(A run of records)
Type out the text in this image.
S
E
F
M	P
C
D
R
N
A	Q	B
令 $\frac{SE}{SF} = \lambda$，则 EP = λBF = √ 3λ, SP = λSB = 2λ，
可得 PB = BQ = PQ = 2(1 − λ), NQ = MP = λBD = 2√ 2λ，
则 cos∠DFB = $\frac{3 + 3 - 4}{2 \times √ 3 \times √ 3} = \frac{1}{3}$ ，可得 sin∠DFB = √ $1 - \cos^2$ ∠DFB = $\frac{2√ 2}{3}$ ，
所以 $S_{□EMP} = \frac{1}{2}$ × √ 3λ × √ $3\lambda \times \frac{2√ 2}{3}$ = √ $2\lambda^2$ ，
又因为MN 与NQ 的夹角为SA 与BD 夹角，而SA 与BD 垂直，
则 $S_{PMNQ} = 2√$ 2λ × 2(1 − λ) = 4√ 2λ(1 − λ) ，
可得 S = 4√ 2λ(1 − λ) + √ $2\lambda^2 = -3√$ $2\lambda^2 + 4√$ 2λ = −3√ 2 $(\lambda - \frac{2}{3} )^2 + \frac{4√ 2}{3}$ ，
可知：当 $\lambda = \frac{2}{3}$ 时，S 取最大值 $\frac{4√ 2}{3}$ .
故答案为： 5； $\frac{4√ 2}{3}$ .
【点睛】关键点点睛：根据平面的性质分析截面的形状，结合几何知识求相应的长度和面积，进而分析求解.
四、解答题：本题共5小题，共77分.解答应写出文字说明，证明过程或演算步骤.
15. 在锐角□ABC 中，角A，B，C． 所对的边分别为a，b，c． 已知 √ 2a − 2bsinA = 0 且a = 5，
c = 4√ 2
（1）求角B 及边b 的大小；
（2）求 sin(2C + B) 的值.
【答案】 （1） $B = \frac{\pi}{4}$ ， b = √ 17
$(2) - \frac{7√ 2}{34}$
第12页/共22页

GOAL =
Find every line in the records above that contains the word "lambda", and copy each one.

REPLY TO THE EXERCISE =
令 $\frac{SE}{SF} = \lambda$，则 EP = λBF = √ 3λ, SP = λSB = 2λ，
所以 $S_{□EMP} = \frac{1}{2}$ × √ 3λ × √ $3\lambda \times \frac{2√ 2}{3}$ = √ $2\lambda^2$ ，
可得 S = 4√ 2λ(1 − λ) + √ $2\lambda^2 = -3√$ $2\lambda^2 + 4√$ 2λ = −3√ 2 $(\lambda - \frac{2}{3} )^2 + \frac{4√ 2}{3}$ ，
可知：当 $\lambda = \frac{2}{3}$ 时，S 取最大值 $\frac{4√ 2}{3}$ .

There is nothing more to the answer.